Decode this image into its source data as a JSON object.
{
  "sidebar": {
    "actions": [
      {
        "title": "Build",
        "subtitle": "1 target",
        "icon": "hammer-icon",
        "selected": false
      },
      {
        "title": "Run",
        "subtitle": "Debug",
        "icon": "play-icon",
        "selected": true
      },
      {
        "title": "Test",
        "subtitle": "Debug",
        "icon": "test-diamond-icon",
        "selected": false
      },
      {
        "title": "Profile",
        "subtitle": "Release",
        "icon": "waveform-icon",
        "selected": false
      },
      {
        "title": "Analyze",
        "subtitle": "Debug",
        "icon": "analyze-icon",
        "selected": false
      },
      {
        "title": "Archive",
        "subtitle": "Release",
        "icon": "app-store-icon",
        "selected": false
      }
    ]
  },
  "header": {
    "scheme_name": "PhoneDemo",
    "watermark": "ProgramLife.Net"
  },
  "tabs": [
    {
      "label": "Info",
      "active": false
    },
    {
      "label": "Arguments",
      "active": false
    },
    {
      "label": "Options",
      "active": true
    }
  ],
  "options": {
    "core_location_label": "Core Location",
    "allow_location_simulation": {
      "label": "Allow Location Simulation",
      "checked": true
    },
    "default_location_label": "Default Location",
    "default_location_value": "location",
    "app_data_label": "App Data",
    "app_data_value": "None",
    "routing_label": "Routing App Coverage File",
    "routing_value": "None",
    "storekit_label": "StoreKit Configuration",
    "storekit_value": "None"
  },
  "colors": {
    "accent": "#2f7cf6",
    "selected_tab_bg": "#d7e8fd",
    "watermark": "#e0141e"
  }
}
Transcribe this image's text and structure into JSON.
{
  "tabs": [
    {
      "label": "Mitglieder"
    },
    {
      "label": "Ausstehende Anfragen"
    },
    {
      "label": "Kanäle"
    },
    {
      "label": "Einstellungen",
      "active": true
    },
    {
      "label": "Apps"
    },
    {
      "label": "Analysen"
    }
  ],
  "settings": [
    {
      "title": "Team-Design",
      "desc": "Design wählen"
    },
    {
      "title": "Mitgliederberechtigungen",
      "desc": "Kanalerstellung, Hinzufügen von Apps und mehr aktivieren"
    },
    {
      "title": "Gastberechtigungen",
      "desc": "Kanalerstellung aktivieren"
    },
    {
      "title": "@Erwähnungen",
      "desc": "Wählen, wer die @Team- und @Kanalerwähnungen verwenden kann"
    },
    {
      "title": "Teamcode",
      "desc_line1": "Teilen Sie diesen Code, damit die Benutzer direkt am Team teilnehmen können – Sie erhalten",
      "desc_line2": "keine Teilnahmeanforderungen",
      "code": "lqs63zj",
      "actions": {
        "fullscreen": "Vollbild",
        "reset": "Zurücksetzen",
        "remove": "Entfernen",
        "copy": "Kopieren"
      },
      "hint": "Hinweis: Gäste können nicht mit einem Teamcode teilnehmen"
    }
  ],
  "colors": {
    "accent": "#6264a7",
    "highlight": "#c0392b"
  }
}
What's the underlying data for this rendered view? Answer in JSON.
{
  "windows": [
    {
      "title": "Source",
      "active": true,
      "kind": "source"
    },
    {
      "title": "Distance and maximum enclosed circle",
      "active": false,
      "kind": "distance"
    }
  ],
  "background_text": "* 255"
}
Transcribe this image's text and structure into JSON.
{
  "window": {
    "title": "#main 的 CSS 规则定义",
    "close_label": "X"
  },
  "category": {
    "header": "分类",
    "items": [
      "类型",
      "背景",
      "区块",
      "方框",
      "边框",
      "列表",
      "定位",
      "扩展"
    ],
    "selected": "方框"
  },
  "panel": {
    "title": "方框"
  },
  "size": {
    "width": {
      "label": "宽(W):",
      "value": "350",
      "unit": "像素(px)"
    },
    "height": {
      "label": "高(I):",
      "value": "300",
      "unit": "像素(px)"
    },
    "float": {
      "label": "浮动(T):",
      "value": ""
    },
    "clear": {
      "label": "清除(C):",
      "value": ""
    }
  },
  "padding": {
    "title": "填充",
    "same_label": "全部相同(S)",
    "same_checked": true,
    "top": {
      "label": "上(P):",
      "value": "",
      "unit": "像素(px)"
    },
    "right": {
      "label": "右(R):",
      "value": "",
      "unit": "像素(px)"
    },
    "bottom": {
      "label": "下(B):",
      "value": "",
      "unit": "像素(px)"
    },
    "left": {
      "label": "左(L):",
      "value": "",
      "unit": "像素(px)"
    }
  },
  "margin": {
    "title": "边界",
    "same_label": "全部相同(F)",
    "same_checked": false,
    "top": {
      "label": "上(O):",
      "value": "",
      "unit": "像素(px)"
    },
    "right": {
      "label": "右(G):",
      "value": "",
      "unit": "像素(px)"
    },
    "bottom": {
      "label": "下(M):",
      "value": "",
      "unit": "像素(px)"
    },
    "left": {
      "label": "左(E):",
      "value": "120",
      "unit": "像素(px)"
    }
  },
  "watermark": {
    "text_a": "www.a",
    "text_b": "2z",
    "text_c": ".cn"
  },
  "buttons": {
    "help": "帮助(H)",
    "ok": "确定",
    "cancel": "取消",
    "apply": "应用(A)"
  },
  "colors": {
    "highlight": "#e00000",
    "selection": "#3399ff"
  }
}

◆ ◆ ◆ ◆ ◆ ◆ ◆

- _What to produce_
Reproduce every line of the data verbatim.

- _Response for this exercise_
Decode this image into its source data as a JSON object.
{
  "sidebar": {
    "actions": [
      {
        "title": "Build",
        "subtitle": "1 target",
        "icon": "hammer-icon",
        "selected": false
      },
      {
        "title": "Run",
        "subtitle": "Debug",
        "icon": "play-icon",
        "selected": true
      },
      {
        "title": "Test",
        "subtitle": "Debug",
        "icon": "test-diamond-icon",
        "selected": false
      },
      {
        "title": "Profile",
        "subtitle": "Release",
        "icon": "waveform-icon",
        "selected": false
      },
      {
        "title": "Analyze",
        "subtitle": "Debug",
        "icon": "analyze-icon",
        "selected": false
      },
      {
        "title": "Archive",
        "subtitle": "Release",
        "icon": "app-store-icon",
        "selected": false
      }
    ]
  },
  "header": {
    "scheme_name": "PhoneDemo",
    "watermark": "ProgramLife.Net"
  },
  "tabs": [
    {
      "label": "Info",
      "active": false
    },
    {
      "label": "Arguments",
      "active": false
    },
    {
      "label": "Options",
      "active": true
    }
  ],
  "options": {
    "core_location_label": "Core Location",
    "allow_location_simulation": {
      "label": "Allow Location Simulation",
      "checked": true
    },
    "default_location_label": "Default Location",
    "default_location_value": "location",
    "app_data_label": "App Data",
    "app_data_value": "None",
    "routing_label": "Routing App Coverage File",
    "routing_value": "None",
    "storekit_label": "StoreKit Configuration",
    "storekit_value": "None"
  },
  "colors": {
    "accent": "#2f7cf6",
    "selected_tab_bg": "#d7e8fd",
    "watermark": "#e0141e"
  }
}
Transcribe this image's text and structure into JSON.
{
  "tabs": [
    {
      "label": "Mitglieder"
    },
    {
      "label": "Ausstehende Anfragen"
    },
    {
      "label": "Kanäle"
    },
    {
      "label": "Einstellungen",
      "active": true
    },
    {
      "label": "Apps"
    },
    {
      "label": "Analysen"
    }
  ],
  "settings": [
    {
      "title": "Team-Design",
      "desc": "Design wählen"
    },
    {
      "title": "Mitgliederberechtigungen",
      "desc": "Kanalerstellung, Hinzufügen von Apps und mehr aktivieren"
    },
    {
      "title": "Gastberechtigungen",
      "desc": "Kanalerstellung aktivieren"
    },
    {
      "title": "@Erwähnungen",
      "desc": "Wählen, wer die @Team- und @Kanalerwähnungen verwenden kann"
    },
    {
      "title": "Teamcode",
      "desc_line1": "Teilen Sie diesen Code, damit die Benutzer direkt am Team teilnehmen können – Sie erhalten",
      "desc_line2": "keine Teilnahmeanforderungen",
      "code": "lqs63zj",
      "actions": {
        "fullscreen": "Vollbild",
        "reset": "Zurücksetzen",
        "remove": "Entfernen",
        "copy": "Kopieren"
      },
      "hint": "Hinweis: Gäste können nicht mit einem Teamcode teilnehmen"
    }
  ],
  "colors": {
    "accent": "#6264a7",
    "highlight": "#c0392b"
  }
}
What's the underlying data for this rendered view? Answer in JSON.
{
  "windows": [
    {
      "title": "Source",
      "active": true,
      "kind": "source"
    },
    {
      "title": "Distance and maximum enclosed circle",
      "active": false,
      "kind": "distance"
    }
  ],
  "background_text": "* 255"
}
Transcribe this image's text and structure into JSON.
{
  "window": {
    "title": "#main 的 CSS 规则定义",
    "close_label": "X"
  },
  "category": {
    "header": "分类",
    "items": [
      "类型",
      "背景",
      "区块",
      "方框",
      "边框",
      "列表",
      "定位",
      "扩展"
    ],
    "selected": "方框"
  },
  "panel": {
    "title": "方框"
  },
  "size": {
    "width": {
      "label": "宽(W):",
      "value": "350",
      "unit": "像素(px)"
    },
    "height": {
      "label": "高(I):",
      "value": "300",
      "unit": "像素(px)"
    },
    "float": {
      "label": "浮动(T):",
      "value": ""
    },
    "clear": {
      "label": "清除(C):",
      "value": ""
    }
  },
  "padding": {
    "title": "填充",
    "same_label": "全部相同(S)",
    "same_checked": true,
    "top": {
      "label": "上(P):",
      "value": "",
      "unit": "像素(px)"
    },
    "right": {
      "label": "右(R):",
      "value": "",
      "unit": "像素(px)"
    },
    "bottom": {
      "label": "下(B):",
      "value": "",
      "unit": "像素(px)"
    },
    "left": {
      "label": "左(L):",
      "value": "",
      "unit": "像素(px)"
    }
  },
  "margin": {
    "title": "边界",
    "same_label": "全部相同(F)",
    "same_checked": false,
    "top": {
      "label": "上(O):",
      "value": "",
      "unit": "像素(px)"
    },
    "right": {
      "label": "右(G):",
      "value": "",
      "unit": "像素(px)"
    },
    "bottom": {
      "label": "下(M):",
      "value": "",
      "unit": "像素(px)"
    },
    "left": {
      "label": "左(E):",
      "value": "120",
      "unit": "像素(px)"
    }
  },
  "watermark": {
    "text_a": "www.a",
    "text_b": "2z",
    "text_c": ".cn"
  },
  "buttons": {
    "help": "帮助(H)",
    "ok": "确定",
    "cancel": "取消",
    "apply": "应用(A)"
  },
  "colors": {
    "highlight": "#e00000",
    "selection": "#3399ff"
  }
}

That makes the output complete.